▶ **Problem statement**:
Reproduce each line exactly, including spacing and punctuation.

----- Extracted information -----

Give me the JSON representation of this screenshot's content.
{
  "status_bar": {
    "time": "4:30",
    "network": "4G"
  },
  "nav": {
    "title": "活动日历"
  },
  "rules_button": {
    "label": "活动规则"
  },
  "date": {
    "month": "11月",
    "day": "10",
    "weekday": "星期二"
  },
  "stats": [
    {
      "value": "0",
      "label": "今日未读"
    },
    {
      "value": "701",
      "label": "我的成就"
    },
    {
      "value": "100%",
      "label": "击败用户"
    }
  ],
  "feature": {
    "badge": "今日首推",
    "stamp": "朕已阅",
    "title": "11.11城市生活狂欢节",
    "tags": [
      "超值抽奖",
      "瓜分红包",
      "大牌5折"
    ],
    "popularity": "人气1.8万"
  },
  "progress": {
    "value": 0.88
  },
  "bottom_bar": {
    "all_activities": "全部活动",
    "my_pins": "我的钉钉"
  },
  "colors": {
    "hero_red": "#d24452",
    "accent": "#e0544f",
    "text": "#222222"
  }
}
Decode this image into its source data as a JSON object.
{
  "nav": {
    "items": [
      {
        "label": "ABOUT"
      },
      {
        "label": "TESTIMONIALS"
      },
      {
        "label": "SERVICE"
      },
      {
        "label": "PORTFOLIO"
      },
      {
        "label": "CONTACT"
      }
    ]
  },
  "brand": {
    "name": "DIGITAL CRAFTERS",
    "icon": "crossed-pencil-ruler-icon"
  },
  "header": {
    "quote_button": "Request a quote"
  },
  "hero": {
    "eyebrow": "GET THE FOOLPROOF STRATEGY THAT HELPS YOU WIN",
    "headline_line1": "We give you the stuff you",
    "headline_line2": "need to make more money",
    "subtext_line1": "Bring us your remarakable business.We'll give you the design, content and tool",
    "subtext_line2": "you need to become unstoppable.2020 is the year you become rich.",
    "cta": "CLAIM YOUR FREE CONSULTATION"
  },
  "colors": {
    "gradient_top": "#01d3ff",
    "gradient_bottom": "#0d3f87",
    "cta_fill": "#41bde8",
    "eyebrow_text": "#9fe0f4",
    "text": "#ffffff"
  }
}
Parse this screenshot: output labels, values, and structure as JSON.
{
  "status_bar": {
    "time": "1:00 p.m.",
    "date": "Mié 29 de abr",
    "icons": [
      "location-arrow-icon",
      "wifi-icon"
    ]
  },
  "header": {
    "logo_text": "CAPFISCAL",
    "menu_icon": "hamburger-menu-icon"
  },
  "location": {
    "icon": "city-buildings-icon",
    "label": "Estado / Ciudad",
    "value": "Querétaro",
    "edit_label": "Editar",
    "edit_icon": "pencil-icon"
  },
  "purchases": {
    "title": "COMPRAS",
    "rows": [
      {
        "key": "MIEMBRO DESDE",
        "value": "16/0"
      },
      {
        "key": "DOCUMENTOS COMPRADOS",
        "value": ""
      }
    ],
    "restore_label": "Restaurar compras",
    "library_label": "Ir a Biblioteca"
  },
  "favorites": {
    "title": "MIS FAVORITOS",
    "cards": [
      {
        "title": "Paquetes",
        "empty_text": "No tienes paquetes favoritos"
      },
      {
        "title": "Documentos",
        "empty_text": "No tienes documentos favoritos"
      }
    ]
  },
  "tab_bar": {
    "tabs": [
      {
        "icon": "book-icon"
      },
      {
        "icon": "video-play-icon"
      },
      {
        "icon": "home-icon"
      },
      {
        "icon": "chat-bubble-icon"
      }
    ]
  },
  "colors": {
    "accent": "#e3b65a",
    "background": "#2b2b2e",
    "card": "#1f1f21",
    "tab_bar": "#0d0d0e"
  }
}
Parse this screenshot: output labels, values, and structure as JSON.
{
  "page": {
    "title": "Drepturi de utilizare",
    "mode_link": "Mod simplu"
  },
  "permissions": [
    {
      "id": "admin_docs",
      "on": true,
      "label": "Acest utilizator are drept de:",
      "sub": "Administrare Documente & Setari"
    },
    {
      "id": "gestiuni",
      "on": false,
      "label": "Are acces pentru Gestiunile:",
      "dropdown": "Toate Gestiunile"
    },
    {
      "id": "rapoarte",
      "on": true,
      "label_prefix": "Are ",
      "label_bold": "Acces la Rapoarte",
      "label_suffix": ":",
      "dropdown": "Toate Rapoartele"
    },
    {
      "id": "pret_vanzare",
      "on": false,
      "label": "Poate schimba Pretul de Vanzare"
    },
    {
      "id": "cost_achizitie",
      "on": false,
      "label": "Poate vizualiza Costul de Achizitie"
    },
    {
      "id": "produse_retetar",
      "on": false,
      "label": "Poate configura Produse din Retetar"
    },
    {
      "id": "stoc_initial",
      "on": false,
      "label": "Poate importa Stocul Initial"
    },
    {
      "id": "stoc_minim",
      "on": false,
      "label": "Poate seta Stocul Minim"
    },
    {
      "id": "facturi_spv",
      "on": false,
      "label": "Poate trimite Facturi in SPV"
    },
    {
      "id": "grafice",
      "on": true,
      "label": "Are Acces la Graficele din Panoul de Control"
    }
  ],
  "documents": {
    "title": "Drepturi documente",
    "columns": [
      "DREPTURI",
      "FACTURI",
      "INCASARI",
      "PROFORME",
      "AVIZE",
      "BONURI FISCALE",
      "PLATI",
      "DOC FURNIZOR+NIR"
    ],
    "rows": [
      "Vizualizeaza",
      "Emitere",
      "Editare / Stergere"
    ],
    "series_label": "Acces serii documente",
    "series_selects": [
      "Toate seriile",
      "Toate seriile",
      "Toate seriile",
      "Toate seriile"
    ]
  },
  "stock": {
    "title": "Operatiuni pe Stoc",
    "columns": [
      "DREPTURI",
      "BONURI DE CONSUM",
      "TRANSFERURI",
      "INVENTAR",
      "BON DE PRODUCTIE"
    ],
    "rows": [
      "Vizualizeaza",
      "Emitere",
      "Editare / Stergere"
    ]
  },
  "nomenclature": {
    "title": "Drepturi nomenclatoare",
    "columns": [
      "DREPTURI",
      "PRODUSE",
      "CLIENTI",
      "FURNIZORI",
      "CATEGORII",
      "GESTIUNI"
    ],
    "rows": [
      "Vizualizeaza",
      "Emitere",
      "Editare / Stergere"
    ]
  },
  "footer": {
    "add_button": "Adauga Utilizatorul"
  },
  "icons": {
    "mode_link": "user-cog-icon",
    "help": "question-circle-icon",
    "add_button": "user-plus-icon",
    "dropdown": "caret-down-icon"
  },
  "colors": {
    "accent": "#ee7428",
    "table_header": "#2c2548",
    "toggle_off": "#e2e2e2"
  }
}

-----

▶ **Reply to the task**:
Give me the JSON representation of this screenshot's content.
{
  "status_bar": {
    "time": "4:30",
    "network": "4G"
  },
  "nav": {
    "title": "活动日历"
  },
  "rules_button": {
    "label": "活动规则"
  },
  "date": {
    "month": "11月",
    "day": "10",
    "weekday": "星期二"
  },
  "stats": [
    {
      "value": "0",
      "label": "今日未读"
    },
    {
      "value": "701",
      "label": "我的成就"
    },
    {
      "value": "100%",
      "label": "击败用户"
    }
  ],
  "feature": {
    "badge": "今日首推",
    "stamp": "朕已阅",
    "title": "11.11城市生活狂欢节",
    "tags": [
      "超值抽奖",
      "瓜分红包",
      "大牌5折"
    ],
    "popularity": "人气1.8万"
  },
  "progress": {
    "value": 0.88
  },
  "bottom_bar": {
    "all_activities": "全部活动",
    "my_pins": "我的钉钉"
  },
  "colors": {
    "hero_red": "#d24452",
    "accent": "#e0544f",
    "text": "#222222"
  }
}
Decode this image into its source data as a JSON object.
{
  "nav": {
    "items": [
      {
        "label": "ABOUT"
      },
      {
        "label": "TESTIMONIALS"
      },
      {
        "label": "SERVICE"
      },
      {
        "label": "PORTFOLIO"
      },
      {
        "label": "CONTACT"
      }
    ]
  },
  "brand": {
    "name": "DIGITAL CRAFTERS",
    "icon": "crossed-pencil-ruler-icon"
  },
  "header": {
    "quote_button": "Request a quote"
  },
  "hero": {
    "eyebrow": "GET THE FOOLPROOF STRATEGY THAT HELPS YOU WIN",
    "headline_line1": "We give you the stuff you",
    "headline_line2": "need to make more money",
    "subtext_line1": "Bring us your remarakable business.We'll give you the design, content and tool",
    "subtext_line2": "you need to become unstoppable.2020 is the year you become rich.",
    "cta": "CLAIM YOUR FREE CONSULTATION"
  },
  "colors": {
    "gradient_top": "#01d3ff",
    "gradient_bottom": "#0d3f87",
    "cta_fill": "#41bde8",
    "eyebrow_text": "#9fe0f4",
    "text": "#ffffff"
  }
}
Parse this screenshot: output labels, values, and structure as JSON.
{
  "status_bar": {
    "time": "1:00 p.m.",
    "date": "Mié 29 de abr",
    "icons": [
      "location-arrow-icon",
      "wifi-icon"
    ]
  },
  "header": {
    "logo_text": "CAPFISCAL",
    "menu_icon": "hamburger-menu-icon"
  },
  "location": {
    "icon": "city-buildings-icon",
    "label": "Estado / Ciudad",
    "value": "Querétaro",
    "edit_label": "Editar",
    "edit_icon": "pencil-icon"
  },
  "purchases": {
    "title": "COMPRAS",
    "rows": [
      {
        "key": "MIEMBRO DESDE",
        "value": "16/0"
      },
      {
        "key": "DOCUMENTOS COMPRADOS",
        "value": ""
      }
    ],
    "restore_label": "Restaurar compras",
    "library_label": "Ir a Biblioteca"
  },
  "favorites": {
    "title": "MIS FAVORITOS",
    "cards": [
      {
        "title": "Paquetes",
        "empty_text": "No tienes paquetes favoritos"
      },
      {
        "title": "Documentos",
        "empty_text": "No tienes documentos favoritos"
      }
    ]
  },
  "tab_bar": {
    "tabs": [
      {
        "icon": "book-icon"
      },
      {
        "icon": "video-play-icon"
      },
      {
        "icon": "home-icon"
      },
      {
        "icon": "chat-bubble-icon"
      }
    ]
  },
  "colors": {
    "accent": "#e3b65a",
    "background": "#2b2b2e",
    "card": "#1f1f21",
    "tab_bar": "#0d0d0e"
  }
}
Parse this screenshot: output labels, values, and structure as JSON.
{
  "page": {
    "title": "Drepturi de utilizare",
    "mode_link": "Mod simplu"
  },
  "permissions": [
    {
      "id": "admin_docs",
      "on": true,
      "label": "Acest utilizator are drept de:",
      "sub": "Administrare Documente & Setari"
    },
    {
      "id": "gestiuni",
      "on": false,
      "label": "Are acces pentru Gestiunile:",
      "dropdown": "Toate Gestiunile"
    },
    {
      "id": "rapoarte",
      "on": true,
      "label_prefix": "Are ",
      "label_bold": "Acces la Rapoarte",
      "label_suffix": ":",
      "dropdown": "Toate Rapoartele"
    },
    {
      "id": "pret_vanzare",
      "on": false,
      "label": "Poate schimba Pretul de Vanzare"
    },
    {
      "id": "cost_achizitie",
      "on": false,
      "label": "Poate vizualiza Costul de Achizitie"
    },
    {
      "id": "produse_retetar",
      "on": false,
      "label": "Poate configura Produse din Retetar"
    },
    {
      "id": "stoc_initial",
      "on": false,
      "label": "Poate importa Stocul Initial"
    },
    {
      "id": "stoc_minim",
      "on": false,
      "label": "Poate seta Stocul Minim"
    },
    {
      "id": "facturi_spv",
      "on": false,
      "label": "Poate trimite Facturi in SPV"
    },
    {
      "id": "grafice",
      "on": true,
      "label": "Are Acces la Graficele din Panoul de Control"
    }
  ],
  "documents": {
    "title": "Drepturi documente",
    "columns": [
      "DREPTURI",
      "FACTURI",
      "INCASARI",
      "PROFORME",
      "AVIZE",
      "BONURI FISCALE",
      "PLATI",
      "DOC FURNIZOR+NIR"
    ],
    "rows": [
      "Vizualizeaza",
      "Emitere",
      "Editare / Stergere"
    ],
    "series_label": "Acces serii documente",
    "series_selects": [
      "Toate seriile",
      "Toate seriile",
      "Toate seriile",
      "Toate seriile"
    ]
  },
  "stock": {
    "title": "Operatiuni pe Stoc",
    "columns": [
      "DREPTURI",
      "BONURI DE CONSUM",
      "TRANSFERURI",
      "INVENTAR",
      "BON DE PRODUCTIE"
    ],
    "rows": [
      "Vizualizeaza",
      "Emitere",
      "Editare / Stergere"
    ]
  },
  "nomenclature": {
    "title": "Drepturi nomenclatoare",
    "columns": [
      "DREPTURI",
      "PRODUSE",
      "CLIENTI",
      "FURNIZORI",
      "CATEGORII",
      "GESTIUNI"
    ],
    "rows": [
      "Vizualizeaza",
      "Emitere",
      "Editare / Stergere"
    ]
  },
  "footer": {
    "add_button": "Adauga Utilizatorul"
  },
  "icons": {
    "mode_link": "user-cog-icon",
    "help": "question-circle-icon",
    "add_button": "user-plus-icon",
    "dropdown": "caret-down-icon"
  },
  "colors": {
    "accent": "#ee7428",
    "table_header": "#2c2548",
    "toggle_off": "#e2e2e2"
  }
}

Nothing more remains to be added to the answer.